Copy out each line of the data below in which the string "China" appears.

******

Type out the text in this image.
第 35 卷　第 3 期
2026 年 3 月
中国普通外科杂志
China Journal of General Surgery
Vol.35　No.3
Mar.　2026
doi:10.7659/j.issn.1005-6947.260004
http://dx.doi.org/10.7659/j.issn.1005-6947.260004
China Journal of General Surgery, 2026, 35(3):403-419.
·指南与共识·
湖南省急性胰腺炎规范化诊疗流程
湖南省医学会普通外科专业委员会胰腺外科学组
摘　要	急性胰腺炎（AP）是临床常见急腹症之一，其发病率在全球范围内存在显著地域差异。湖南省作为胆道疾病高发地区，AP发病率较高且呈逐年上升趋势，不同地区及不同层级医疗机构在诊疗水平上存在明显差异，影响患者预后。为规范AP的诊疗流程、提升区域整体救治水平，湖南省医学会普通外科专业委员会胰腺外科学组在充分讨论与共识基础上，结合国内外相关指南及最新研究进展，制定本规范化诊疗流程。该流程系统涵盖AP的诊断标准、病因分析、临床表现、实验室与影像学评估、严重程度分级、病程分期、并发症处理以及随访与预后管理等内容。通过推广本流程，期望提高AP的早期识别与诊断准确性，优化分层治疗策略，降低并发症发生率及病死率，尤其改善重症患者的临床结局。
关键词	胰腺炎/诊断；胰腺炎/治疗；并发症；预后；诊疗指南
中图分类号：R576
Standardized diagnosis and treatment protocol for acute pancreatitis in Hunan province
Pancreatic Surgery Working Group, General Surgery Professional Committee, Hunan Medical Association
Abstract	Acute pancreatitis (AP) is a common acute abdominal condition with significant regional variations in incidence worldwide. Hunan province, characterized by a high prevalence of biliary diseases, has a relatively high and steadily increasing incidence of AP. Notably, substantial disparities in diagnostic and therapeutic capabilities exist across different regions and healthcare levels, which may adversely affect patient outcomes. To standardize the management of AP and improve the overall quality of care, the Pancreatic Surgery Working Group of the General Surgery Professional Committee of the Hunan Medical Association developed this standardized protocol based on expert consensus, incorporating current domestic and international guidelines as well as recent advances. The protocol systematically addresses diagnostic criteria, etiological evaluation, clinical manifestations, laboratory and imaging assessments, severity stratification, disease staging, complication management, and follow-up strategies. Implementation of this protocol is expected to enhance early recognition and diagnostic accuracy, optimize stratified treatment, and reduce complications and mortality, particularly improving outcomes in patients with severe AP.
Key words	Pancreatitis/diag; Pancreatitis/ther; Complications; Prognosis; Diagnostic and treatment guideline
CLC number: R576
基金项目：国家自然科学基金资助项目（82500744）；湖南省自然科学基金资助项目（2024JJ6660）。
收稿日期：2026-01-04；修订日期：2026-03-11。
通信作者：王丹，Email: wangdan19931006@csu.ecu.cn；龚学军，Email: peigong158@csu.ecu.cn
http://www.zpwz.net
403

******

ANSWER FOR THIS EXERCISE
China Journal of General Surgery
China Journal of General Surgery, 2026, 35(3):403-419.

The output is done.